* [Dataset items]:

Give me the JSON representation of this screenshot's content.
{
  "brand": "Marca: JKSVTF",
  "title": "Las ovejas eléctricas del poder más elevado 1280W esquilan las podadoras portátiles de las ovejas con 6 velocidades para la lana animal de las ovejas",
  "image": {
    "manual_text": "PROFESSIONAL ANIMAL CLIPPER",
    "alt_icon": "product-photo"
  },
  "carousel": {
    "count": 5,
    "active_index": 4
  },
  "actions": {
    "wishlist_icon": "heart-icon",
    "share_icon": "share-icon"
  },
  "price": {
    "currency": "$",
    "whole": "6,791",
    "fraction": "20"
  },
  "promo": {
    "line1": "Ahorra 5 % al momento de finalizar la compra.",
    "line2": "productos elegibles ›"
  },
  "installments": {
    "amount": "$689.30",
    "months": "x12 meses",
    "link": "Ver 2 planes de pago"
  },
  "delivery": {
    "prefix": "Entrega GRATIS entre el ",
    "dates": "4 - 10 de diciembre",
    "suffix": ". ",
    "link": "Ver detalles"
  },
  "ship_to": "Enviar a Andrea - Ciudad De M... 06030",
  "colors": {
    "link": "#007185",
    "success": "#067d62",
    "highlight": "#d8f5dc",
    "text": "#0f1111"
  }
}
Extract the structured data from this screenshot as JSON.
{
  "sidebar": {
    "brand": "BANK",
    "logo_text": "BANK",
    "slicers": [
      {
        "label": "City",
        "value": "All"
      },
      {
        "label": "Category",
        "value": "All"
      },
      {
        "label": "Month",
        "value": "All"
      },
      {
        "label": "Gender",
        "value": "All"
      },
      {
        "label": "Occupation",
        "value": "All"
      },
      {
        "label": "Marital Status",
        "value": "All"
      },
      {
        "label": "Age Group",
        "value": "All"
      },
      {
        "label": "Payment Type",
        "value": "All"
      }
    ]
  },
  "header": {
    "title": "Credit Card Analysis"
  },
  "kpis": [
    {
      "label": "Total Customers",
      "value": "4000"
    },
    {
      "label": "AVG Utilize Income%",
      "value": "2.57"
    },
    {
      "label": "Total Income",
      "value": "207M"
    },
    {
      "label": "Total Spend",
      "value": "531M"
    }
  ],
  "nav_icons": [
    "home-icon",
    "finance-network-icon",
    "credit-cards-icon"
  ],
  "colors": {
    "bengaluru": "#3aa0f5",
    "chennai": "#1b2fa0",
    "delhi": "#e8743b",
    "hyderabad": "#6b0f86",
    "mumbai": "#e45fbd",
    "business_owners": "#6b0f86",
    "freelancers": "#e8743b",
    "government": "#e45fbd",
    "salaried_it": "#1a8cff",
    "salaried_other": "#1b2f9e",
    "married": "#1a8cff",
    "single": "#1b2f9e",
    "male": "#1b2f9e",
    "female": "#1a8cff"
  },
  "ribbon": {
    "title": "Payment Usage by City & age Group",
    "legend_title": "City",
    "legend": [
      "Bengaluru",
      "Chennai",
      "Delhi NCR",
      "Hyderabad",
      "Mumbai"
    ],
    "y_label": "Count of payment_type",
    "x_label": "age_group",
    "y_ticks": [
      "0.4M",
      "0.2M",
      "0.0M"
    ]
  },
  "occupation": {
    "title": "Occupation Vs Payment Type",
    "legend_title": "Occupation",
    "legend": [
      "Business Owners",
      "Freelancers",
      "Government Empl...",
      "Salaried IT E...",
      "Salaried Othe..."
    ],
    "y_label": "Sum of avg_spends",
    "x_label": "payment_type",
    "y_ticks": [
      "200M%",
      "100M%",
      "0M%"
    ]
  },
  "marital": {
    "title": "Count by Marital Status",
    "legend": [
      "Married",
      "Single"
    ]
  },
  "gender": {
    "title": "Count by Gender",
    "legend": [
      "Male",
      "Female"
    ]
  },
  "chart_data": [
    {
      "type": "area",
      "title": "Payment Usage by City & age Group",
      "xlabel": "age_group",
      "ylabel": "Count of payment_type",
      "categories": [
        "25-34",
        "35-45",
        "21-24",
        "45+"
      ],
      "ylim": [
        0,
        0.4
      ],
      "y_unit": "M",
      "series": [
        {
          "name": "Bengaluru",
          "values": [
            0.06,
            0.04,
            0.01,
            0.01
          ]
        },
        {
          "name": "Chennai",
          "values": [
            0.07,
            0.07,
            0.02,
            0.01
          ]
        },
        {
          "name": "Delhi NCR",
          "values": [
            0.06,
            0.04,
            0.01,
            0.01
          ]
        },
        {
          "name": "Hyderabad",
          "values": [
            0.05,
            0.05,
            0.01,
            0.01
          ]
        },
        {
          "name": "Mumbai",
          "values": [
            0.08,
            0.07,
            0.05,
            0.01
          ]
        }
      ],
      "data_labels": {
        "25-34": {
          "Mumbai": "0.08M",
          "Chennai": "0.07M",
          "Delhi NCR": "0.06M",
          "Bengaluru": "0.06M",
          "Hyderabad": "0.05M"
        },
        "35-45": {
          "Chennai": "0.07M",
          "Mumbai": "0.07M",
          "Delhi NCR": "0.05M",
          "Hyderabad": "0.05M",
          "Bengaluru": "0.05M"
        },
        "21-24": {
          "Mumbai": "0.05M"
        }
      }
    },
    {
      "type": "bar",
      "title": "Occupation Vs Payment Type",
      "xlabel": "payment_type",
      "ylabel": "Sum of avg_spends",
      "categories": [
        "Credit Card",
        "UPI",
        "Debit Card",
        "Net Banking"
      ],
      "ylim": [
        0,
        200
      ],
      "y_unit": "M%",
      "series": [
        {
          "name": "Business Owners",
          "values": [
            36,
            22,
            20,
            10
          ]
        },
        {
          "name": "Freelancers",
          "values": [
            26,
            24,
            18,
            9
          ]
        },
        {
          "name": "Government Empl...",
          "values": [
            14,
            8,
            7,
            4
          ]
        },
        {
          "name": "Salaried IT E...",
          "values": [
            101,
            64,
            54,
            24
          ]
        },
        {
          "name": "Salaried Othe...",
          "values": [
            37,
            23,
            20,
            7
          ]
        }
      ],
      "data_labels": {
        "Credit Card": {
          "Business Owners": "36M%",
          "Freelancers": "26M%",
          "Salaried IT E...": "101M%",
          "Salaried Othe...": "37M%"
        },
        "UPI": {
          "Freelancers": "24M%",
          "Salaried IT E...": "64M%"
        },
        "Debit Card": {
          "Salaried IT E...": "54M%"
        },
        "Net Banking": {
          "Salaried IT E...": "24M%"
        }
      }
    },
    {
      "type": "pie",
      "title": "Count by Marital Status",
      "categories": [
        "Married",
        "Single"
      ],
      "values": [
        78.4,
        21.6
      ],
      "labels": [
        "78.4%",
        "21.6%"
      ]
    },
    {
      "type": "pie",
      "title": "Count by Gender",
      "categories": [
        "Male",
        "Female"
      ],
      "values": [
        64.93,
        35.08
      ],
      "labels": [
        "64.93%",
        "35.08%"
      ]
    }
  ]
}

* [BRIEF]: Return all lines containing "Usage".

* [REPLY]:
    "title": "Payment Usage by City & age Group",
      "title": "Payment Usage by City & age Group",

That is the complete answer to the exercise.